### Exercise
Write out each line in which the string "shown" is present.

### Task input
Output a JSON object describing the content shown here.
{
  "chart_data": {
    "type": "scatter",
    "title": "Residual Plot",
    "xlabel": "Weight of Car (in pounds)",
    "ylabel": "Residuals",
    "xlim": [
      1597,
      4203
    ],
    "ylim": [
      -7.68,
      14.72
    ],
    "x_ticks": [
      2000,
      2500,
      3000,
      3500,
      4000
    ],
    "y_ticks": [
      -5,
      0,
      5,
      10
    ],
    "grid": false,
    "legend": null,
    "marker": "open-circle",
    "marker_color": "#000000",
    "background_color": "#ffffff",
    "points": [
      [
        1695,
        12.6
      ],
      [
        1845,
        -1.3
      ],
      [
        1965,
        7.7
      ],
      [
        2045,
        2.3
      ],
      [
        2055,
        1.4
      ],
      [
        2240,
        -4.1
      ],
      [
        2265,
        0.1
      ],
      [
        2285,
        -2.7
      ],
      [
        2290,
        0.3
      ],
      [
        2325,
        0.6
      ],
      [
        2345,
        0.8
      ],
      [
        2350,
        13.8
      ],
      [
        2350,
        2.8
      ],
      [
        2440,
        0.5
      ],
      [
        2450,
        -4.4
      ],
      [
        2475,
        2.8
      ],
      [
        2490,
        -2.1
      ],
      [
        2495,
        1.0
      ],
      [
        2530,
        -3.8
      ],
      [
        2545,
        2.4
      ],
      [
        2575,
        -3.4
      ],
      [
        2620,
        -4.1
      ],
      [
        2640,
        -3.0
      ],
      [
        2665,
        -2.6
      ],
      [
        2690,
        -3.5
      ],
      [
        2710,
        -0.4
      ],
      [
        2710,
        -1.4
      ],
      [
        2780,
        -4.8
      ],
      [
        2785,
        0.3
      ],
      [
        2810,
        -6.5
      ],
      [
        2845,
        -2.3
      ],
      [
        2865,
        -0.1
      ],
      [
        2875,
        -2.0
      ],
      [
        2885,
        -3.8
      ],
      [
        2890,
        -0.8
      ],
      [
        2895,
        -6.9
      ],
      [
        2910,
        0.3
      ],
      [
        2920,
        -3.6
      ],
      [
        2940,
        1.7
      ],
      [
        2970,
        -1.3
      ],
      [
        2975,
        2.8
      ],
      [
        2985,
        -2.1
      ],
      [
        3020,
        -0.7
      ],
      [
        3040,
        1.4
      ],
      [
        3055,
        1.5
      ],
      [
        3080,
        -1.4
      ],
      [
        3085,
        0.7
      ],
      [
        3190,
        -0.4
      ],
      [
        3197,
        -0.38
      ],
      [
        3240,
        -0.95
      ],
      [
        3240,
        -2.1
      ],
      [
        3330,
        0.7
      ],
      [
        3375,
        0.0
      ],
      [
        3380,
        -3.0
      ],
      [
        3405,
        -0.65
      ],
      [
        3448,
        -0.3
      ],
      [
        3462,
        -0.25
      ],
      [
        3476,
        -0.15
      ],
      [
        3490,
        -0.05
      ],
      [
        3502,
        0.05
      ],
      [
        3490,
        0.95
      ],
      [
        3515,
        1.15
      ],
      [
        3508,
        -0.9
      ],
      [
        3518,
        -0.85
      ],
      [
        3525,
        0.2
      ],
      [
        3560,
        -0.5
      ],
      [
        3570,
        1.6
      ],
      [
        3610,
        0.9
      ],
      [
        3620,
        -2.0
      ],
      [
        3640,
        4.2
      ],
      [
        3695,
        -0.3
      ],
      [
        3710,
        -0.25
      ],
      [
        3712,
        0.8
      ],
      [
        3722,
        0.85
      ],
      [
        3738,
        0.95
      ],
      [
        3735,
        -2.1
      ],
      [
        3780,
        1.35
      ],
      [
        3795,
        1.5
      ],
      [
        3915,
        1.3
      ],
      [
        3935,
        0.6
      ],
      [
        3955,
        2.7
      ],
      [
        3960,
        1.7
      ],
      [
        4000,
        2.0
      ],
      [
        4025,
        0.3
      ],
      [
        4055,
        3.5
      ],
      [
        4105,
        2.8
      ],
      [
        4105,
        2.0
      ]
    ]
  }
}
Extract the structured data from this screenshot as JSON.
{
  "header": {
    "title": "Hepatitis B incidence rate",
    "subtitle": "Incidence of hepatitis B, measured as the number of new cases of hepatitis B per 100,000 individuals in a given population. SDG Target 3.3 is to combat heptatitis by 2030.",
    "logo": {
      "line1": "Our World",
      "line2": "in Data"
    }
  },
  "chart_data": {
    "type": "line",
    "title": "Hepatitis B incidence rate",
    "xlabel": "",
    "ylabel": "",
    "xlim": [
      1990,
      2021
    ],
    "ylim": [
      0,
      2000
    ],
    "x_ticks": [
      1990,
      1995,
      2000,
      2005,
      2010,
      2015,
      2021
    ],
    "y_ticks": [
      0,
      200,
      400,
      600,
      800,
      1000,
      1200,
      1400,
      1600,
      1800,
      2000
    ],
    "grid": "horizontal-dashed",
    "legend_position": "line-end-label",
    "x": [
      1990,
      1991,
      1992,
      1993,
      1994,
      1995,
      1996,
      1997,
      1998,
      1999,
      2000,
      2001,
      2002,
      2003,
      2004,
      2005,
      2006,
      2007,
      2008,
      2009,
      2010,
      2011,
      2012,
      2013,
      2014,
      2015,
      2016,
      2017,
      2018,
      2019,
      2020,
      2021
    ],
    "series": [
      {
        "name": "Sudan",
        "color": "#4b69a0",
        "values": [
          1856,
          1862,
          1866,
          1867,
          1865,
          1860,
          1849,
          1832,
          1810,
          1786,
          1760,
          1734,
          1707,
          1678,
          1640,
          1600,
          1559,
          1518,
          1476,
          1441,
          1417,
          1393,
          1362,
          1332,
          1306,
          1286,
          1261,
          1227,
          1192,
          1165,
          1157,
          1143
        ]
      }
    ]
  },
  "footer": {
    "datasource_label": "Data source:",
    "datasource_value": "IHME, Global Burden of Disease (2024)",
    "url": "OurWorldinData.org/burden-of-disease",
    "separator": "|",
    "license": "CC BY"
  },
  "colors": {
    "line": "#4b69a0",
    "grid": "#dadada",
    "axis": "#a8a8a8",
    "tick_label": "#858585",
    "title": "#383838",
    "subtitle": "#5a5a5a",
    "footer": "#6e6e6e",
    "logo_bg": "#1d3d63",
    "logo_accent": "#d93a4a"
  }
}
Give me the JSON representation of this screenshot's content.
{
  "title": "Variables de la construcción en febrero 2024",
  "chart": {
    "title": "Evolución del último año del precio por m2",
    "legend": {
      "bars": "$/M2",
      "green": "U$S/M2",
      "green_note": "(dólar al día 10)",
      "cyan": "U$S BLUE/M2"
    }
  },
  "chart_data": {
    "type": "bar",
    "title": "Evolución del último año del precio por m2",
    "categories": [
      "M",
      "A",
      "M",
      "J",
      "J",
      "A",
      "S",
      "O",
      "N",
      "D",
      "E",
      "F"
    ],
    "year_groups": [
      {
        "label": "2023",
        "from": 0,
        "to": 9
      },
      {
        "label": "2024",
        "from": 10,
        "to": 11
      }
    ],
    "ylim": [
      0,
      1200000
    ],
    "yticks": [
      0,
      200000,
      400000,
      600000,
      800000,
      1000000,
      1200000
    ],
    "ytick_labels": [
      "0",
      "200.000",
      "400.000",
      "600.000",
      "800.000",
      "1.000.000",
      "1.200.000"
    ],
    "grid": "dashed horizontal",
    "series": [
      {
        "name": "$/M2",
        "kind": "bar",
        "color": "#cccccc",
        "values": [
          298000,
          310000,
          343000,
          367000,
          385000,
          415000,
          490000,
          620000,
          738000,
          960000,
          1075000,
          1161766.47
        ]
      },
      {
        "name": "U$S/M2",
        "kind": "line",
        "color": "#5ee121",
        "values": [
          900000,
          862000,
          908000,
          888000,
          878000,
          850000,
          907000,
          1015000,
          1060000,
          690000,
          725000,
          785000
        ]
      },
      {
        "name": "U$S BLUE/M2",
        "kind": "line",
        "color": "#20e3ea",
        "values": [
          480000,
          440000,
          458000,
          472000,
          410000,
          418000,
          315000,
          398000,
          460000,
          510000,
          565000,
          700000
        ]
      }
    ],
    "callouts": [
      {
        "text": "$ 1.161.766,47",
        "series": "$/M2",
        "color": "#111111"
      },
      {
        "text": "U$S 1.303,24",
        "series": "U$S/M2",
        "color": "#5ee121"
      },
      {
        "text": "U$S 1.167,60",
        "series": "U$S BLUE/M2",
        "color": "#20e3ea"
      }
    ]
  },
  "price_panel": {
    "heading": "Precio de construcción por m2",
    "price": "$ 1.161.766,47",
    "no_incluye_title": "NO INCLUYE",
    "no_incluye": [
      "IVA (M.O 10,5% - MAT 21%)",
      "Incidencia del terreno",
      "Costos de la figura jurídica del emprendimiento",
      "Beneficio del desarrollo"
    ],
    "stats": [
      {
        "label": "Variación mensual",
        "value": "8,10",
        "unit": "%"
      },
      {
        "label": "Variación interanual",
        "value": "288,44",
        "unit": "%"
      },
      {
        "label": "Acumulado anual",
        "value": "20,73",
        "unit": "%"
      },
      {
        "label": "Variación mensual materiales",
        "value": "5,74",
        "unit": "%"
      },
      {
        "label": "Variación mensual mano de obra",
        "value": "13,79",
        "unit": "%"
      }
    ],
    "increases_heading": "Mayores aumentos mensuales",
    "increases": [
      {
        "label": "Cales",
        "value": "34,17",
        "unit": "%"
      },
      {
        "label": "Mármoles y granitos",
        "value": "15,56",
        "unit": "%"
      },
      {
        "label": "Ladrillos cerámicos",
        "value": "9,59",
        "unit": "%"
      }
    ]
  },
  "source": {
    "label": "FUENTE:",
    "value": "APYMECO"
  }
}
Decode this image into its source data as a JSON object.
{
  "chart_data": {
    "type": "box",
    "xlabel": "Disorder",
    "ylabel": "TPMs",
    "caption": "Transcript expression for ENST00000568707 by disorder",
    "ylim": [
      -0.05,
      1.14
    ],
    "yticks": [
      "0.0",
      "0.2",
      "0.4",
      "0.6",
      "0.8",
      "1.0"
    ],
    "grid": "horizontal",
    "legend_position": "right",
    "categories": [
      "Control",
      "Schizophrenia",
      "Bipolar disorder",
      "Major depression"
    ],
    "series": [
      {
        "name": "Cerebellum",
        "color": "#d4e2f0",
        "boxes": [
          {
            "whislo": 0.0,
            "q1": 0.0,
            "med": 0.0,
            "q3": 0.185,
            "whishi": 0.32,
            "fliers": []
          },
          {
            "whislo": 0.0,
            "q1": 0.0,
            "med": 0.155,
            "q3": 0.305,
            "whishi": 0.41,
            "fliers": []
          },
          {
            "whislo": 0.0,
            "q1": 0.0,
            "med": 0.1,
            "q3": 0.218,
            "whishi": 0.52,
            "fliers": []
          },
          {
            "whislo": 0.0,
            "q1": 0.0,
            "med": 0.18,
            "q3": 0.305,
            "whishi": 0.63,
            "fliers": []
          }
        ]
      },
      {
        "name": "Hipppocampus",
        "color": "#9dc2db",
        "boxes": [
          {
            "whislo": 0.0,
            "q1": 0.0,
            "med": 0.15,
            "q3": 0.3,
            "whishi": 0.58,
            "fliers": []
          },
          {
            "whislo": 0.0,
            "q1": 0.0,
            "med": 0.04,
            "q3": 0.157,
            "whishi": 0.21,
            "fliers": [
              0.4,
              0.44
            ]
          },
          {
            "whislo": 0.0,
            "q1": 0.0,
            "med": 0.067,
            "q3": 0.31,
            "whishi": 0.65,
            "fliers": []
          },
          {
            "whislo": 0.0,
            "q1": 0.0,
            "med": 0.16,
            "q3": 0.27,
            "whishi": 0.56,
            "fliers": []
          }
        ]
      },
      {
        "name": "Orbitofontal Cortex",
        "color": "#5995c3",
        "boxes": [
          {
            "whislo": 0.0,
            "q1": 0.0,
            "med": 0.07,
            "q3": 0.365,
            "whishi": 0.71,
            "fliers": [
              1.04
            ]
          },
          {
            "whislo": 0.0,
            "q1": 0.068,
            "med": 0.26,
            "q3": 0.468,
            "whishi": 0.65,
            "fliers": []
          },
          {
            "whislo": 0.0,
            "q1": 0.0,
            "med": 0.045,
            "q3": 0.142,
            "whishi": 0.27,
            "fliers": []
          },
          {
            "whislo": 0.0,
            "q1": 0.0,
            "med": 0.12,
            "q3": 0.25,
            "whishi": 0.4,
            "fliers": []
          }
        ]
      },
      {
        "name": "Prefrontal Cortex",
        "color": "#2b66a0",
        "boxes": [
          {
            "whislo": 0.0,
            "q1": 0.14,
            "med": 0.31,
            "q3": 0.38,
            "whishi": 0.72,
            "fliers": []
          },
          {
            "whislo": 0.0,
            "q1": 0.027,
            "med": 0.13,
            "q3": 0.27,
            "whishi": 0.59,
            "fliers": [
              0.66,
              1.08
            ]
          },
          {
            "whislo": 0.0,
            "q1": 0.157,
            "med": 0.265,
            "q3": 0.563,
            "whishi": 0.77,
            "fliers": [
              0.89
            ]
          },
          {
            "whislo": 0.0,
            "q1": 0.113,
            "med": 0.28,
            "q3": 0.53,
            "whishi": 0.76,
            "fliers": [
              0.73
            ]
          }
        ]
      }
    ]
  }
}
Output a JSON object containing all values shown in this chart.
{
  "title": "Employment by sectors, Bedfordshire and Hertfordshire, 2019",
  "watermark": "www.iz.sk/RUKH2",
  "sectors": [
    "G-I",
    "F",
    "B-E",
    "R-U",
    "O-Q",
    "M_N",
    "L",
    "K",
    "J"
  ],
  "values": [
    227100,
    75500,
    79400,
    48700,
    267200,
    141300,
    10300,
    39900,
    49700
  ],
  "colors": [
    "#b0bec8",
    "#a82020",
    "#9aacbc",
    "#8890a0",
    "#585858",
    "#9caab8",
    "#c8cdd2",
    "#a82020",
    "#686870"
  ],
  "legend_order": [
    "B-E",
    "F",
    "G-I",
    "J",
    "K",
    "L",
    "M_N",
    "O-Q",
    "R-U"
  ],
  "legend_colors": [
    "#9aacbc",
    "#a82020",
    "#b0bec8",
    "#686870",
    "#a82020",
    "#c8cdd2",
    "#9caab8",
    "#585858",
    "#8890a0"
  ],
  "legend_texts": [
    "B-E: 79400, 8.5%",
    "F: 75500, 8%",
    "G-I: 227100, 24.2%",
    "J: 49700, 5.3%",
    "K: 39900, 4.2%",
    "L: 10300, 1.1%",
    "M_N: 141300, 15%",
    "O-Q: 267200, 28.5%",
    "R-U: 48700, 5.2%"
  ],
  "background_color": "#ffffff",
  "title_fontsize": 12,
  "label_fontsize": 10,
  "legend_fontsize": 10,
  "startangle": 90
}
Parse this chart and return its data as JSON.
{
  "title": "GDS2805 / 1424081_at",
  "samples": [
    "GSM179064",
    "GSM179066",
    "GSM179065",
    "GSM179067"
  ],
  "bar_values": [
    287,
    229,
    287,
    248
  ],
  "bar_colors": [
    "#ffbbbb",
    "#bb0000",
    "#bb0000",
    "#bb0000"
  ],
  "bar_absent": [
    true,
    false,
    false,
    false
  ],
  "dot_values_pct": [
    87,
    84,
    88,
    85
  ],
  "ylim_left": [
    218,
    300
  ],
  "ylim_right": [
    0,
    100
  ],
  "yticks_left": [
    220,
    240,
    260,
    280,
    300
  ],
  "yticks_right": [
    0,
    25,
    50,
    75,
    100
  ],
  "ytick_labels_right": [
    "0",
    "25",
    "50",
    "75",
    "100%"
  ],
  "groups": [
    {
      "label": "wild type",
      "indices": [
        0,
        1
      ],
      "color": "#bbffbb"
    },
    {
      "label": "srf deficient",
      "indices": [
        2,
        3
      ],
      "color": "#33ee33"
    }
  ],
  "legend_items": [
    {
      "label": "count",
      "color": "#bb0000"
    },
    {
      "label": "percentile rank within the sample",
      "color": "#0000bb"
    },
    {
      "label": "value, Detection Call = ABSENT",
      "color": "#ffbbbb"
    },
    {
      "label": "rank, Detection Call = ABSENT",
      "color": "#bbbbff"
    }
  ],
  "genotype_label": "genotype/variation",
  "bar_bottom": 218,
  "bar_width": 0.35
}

### Solution for this exercise
Output a JSON object describing the content shown here.
Output a JSON object containing all values shown in this chart.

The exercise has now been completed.